#### Aim
Scan the records for the word "小鼠体内". Copy each line that includes it.

#### Records supplied
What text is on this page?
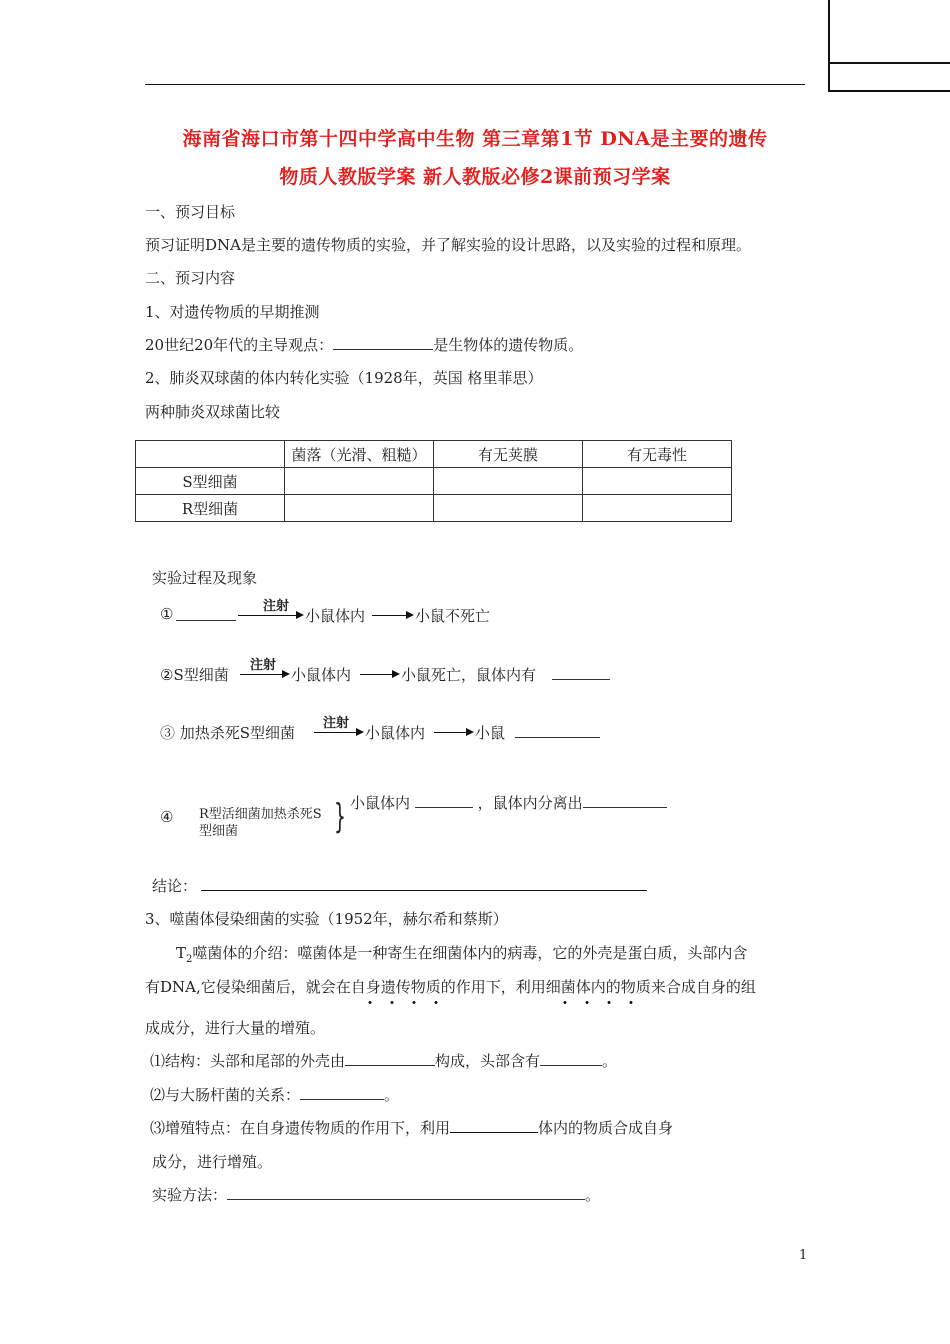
海南省海口市第十四中学高中生物 第三章第1节 DNA是主要的遗传
物质人教版学案 新人教版必修2课前预习学案
一、预习目标
预习证明DNA是主要的遗传物质的实验，并了解实验的设计思路，以及实验的过程和原理。
二、预习内容
1、对遗传物质的早期推测
20世纪20年代的主导观点：	是生物体的遗传物质。
2、肺炎双球菌的体内转化实验（1928年，英国 格里菲思）
两种肺炎双球菌比较
	菌落（光滑、粗糙）	有无荚膜	有无毒性
S型细菌			
R型细菌			
实验过程及现象
①	注射
小鼠体内	小鼠不死亡
②S型细菌
注射
小鼠体内	小鼠死亡，鼠体内有
③ 加热杀死S型细菌
注射
小鼠体内	小鼠
④ R型活细菌加热杀死S
型细菌	} 小鼠体内	，鼠体内分离出
结论：
3、噬菌体侵染细菌的实验（1952年，赫尔希和蔡斯）
$T_2$噬菌体的介绍：噬菌体是一种寄生在细菌体内的病毒，它的外壳是蛋白质，头部内含
有DNA,它侵染细菌后，就会在自身遗传物质的作用下，利用细菌体内的物质来合成自身的组
成成分，进行大量的增殖。
⑴结构：头部和尾部的外壳由	构成，头部含有	。
⑵与大肠杆菌的关系：	。
⑶增殖特点：在自身遗传物质的作用下，利用	体内的物质合成自身
成分，进行增殖。
实验方法：	。
1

#### The completed task
小鼠体内	小鼠不死亡
小鼠体内	小鼠死亡，鼠体内有
小鼠体内	小鼠
型细菌	} 小鼠体内	，鼠体内分离出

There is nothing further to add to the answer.